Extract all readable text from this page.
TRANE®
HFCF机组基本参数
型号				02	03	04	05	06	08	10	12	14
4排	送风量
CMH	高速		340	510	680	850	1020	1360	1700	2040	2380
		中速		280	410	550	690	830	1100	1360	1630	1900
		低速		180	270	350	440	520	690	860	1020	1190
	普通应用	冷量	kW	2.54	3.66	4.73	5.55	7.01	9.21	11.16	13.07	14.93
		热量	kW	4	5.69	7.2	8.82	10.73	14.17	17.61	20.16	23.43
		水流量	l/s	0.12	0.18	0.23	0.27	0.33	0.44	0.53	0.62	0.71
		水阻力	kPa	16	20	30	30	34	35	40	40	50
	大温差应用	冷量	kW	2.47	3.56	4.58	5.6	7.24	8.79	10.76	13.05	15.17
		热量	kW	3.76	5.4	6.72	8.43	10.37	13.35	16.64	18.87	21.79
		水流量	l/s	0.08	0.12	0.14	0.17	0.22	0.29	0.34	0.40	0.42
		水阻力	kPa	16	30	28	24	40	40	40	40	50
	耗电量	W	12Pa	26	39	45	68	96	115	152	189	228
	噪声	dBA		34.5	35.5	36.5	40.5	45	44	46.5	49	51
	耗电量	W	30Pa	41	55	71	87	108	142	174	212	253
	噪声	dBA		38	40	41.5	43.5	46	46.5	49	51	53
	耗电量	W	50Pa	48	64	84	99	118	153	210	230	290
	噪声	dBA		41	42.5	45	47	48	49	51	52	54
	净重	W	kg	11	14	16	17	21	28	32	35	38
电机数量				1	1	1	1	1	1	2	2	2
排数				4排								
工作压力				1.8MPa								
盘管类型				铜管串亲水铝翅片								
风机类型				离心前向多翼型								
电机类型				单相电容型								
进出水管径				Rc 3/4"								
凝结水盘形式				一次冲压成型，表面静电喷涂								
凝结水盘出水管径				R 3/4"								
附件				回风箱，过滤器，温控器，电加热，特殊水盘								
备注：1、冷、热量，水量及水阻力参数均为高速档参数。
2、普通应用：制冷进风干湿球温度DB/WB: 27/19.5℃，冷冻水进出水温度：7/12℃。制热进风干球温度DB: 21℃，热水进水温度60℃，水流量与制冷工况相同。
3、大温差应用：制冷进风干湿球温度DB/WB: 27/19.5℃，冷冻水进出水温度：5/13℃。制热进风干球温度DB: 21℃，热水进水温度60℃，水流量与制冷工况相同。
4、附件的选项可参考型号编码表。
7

* * *

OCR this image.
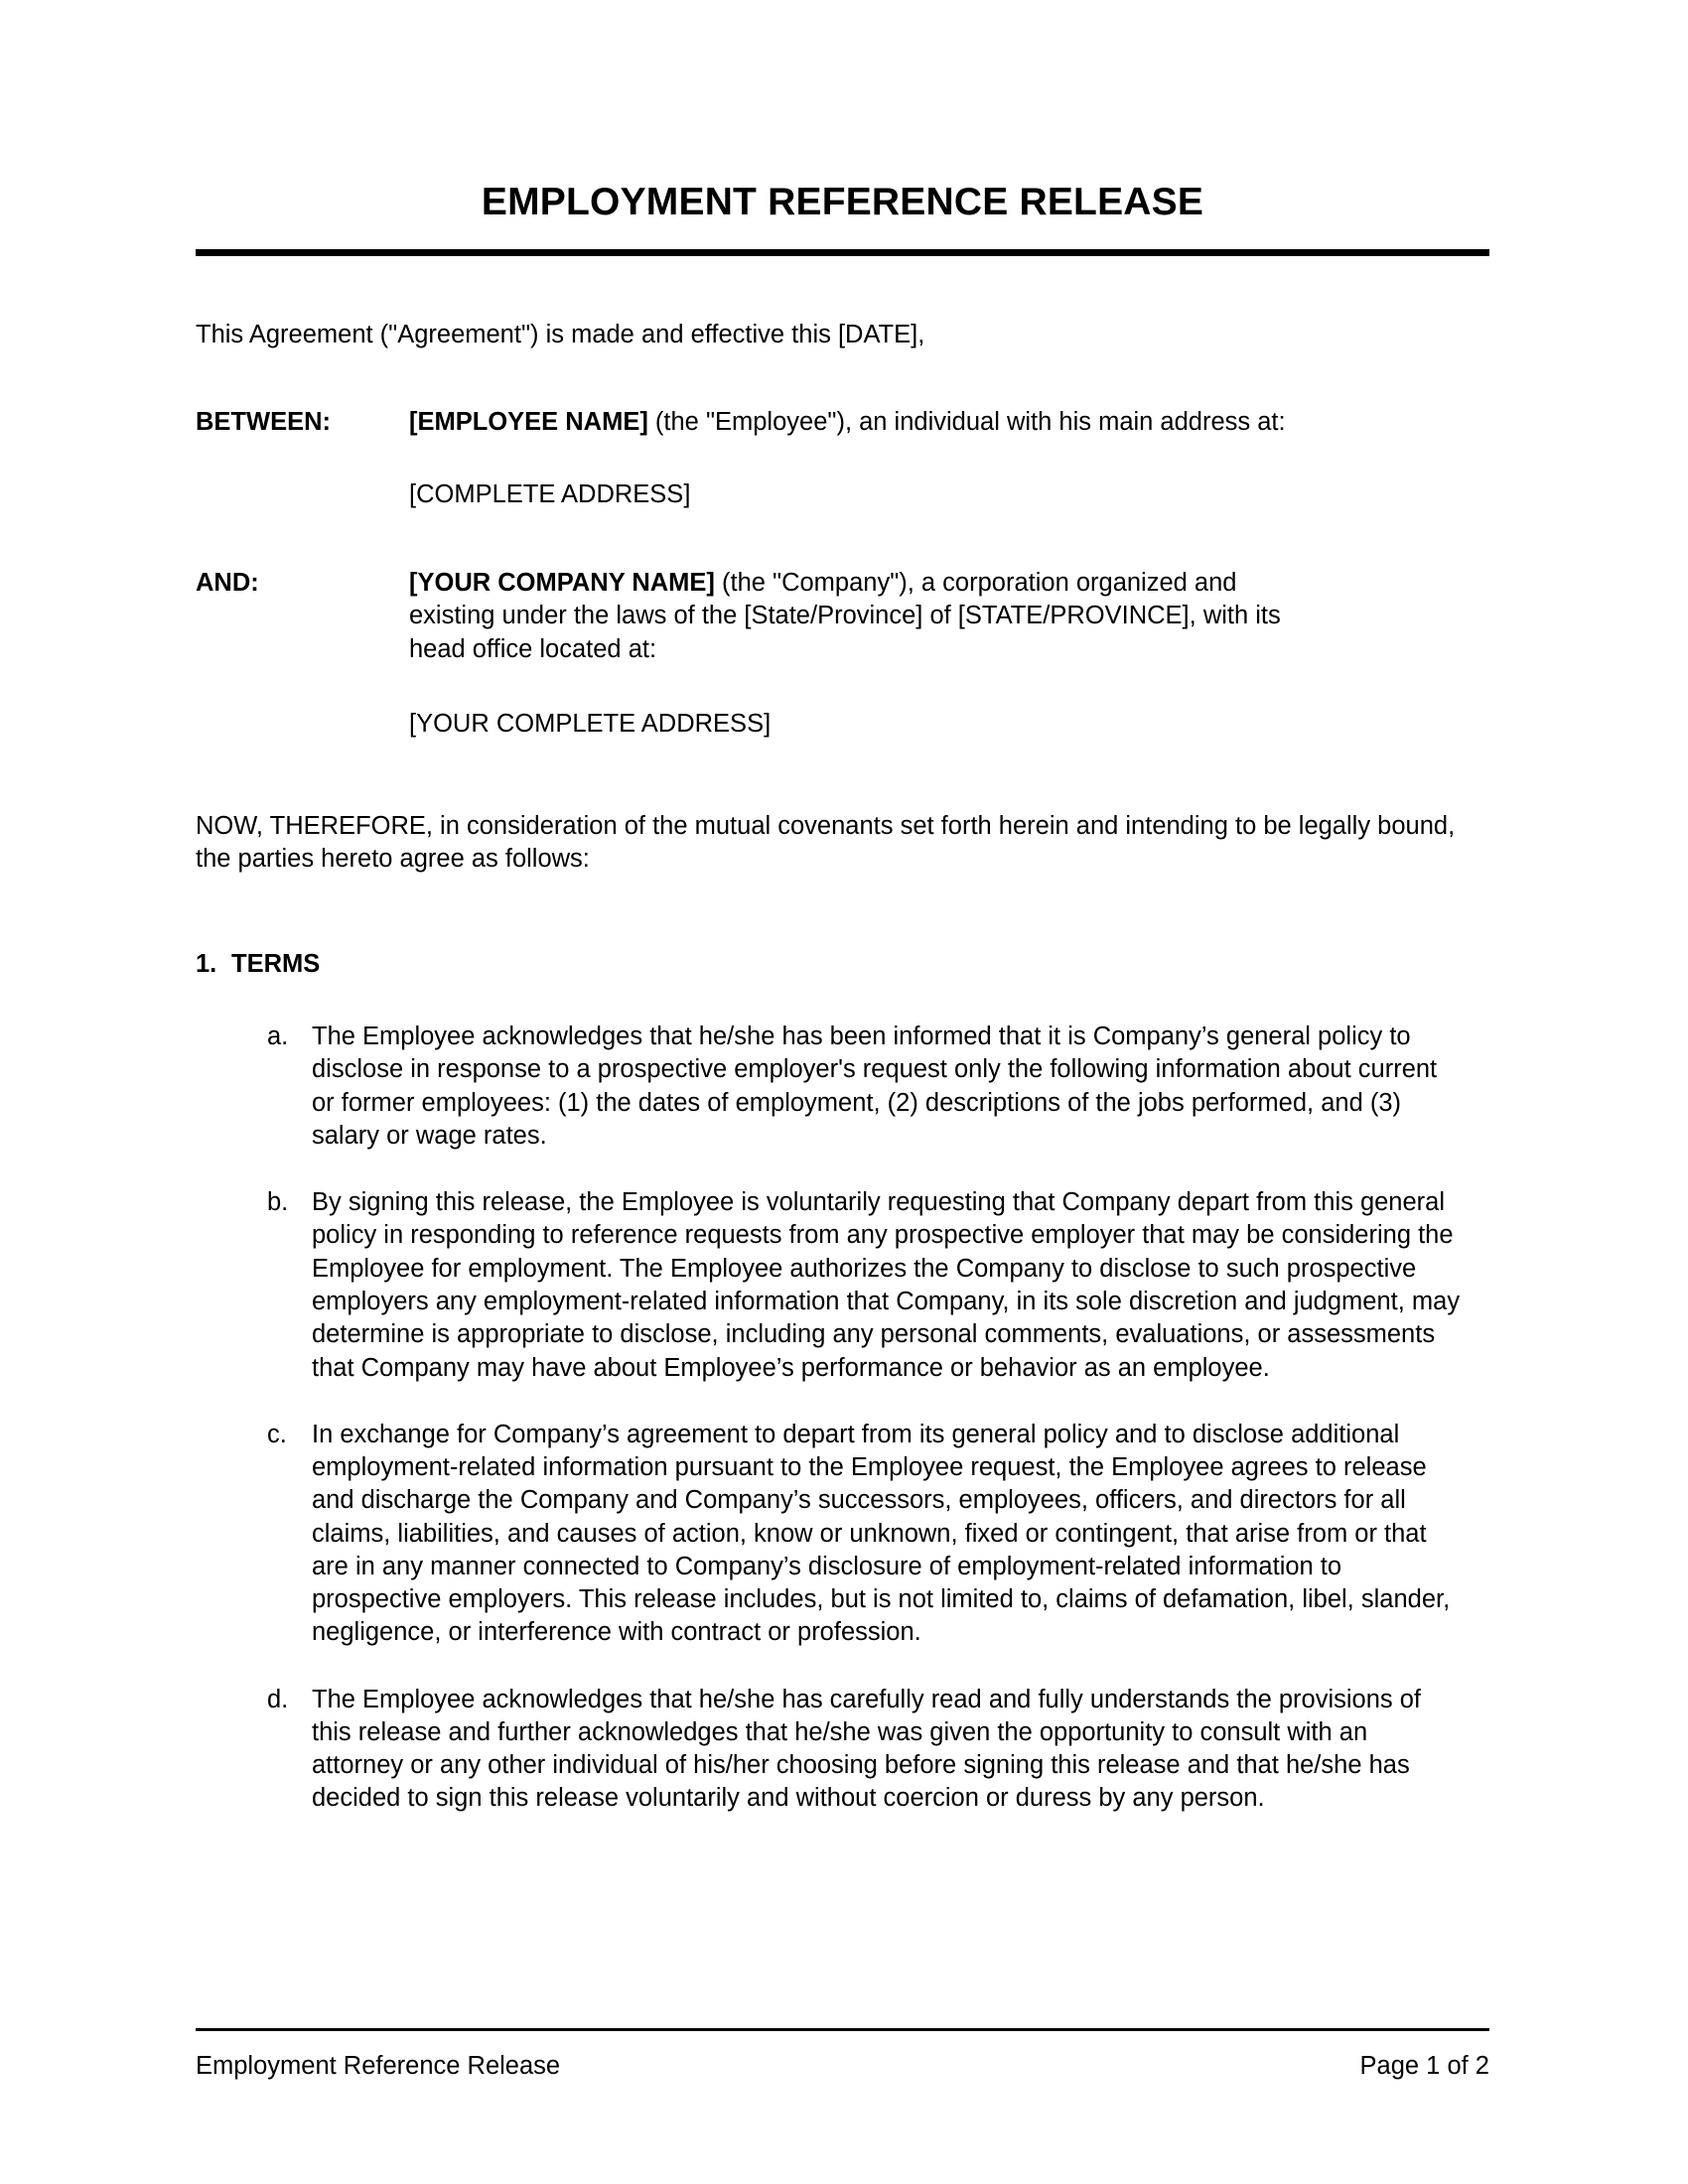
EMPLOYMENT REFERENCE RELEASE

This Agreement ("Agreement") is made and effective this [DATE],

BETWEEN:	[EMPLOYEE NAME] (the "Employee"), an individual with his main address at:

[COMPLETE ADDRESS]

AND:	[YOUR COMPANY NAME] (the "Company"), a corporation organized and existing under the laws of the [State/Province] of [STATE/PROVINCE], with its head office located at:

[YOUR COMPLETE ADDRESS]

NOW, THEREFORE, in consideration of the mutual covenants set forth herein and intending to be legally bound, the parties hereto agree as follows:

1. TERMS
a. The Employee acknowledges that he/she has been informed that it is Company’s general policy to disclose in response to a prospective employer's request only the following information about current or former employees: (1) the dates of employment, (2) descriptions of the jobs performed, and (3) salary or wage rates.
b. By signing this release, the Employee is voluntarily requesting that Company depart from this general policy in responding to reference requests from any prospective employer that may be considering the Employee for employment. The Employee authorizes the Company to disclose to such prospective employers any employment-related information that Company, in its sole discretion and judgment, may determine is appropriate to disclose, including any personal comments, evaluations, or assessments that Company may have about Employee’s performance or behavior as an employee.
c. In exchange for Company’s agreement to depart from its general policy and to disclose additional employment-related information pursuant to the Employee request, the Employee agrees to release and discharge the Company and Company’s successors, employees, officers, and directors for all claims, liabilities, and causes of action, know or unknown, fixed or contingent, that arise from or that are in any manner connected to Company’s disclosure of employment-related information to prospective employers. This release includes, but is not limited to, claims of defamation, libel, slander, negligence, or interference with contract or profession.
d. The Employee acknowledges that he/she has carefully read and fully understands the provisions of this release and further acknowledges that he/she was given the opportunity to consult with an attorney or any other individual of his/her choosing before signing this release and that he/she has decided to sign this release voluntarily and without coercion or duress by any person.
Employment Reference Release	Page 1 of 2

--

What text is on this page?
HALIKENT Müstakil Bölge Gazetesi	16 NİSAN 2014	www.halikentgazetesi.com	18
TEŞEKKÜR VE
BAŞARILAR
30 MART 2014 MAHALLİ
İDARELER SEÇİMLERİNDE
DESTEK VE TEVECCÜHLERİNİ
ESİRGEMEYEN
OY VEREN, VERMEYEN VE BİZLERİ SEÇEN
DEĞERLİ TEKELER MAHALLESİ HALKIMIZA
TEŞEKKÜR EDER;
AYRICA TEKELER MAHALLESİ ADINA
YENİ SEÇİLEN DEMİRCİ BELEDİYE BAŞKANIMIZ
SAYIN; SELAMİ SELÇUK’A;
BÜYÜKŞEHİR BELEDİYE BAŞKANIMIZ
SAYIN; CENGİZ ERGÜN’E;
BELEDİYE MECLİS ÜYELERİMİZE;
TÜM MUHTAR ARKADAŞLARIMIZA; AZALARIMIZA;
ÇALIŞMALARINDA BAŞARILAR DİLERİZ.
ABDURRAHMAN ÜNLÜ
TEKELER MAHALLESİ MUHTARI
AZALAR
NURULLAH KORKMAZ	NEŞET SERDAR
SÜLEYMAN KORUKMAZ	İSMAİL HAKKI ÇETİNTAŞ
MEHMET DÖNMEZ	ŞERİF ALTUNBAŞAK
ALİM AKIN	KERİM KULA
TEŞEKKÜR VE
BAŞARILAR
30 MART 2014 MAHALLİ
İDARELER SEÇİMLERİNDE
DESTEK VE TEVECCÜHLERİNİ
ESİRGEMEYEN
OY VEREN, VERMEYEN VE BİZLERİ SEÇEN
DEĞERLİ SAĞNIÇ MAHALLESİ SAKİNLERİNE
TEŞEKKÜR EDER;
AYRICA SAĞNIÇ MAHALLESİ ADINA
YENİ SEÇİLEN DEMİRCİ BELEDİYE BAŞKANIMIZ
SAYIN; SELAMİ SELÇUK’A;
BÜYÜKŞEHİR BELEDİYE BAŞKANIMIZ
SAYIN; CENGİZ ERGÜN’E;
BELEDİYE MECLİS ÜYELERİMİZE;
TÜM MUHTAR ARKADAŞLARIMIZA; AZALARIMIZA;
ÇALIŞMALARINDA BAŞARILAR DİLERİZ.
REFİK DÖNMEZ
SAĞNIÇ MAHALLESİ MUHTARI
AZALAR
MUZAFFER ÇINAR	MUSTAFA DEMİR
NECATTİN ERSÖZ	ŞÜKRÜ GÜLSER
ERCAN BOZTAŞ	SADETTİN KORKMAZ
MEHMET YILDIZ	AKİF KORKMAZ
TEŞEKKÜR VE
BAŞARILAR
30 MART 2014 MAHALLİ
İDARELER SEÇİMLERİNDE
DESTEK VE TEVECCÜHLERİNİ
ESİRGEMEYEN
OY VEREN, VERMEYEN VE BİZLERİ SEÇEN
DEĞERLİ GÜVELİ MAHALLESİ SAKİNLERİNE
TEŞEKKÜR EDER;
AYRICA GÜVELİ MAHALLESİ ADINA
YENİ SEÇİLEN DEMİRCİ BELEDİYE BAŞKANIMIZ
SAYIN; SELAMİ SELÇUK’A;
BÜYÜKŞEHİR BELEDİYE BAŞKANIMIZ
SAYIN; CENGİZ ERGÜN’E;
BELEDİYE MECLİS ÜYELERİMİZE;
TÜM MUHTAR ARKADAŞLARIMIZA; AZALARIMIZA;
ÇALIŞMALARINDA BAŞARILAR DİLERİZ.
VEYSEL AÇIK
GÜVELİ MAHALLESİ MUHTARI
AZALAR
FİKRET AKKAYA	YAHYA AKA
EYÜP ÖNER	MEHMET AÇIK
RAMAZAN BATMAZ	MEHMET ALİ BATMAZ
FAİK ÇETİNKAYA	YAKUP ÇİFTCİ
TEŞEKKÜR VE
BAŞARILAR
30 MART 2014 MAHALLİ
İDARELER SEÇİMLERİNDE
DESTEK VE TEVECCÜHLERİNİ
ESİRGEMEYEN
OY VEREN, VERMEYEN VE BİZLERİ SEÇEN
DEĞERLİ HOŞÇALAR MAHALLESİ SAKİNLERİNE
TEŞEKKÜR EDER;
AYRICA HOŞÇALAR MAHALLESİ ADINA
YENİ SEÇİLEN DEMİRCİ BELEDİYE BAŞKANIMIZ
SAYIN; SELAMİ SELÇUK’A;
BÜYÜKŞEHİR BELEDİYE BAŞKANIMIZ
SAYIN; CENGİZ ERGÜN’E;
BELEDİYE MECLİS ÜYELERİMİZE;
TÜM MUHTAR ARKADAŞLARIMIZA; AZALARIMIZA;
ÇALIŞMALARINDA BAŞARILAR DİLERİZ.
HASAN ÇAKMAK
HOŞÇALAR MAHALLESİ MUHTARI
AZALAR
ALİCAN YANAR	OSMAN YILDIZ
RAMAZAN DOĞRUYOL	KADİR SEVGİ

:: Written exercise ::
Pull out each line containing the word "普通应用" and copy it.

:: Result below ::
	普通应用	冷量	kW	2.54	3.66	4.73	5.55	7.01	9.21	11.16	13.07	14.93
2、普通应用：制冷进风干湿球温度DB/WB: 27/19.5℃，冷冻水进出水温度：7/12℃。制热进风干球温度DB: 21℃，热水进水温度60℃，水流量与制冷工况相同。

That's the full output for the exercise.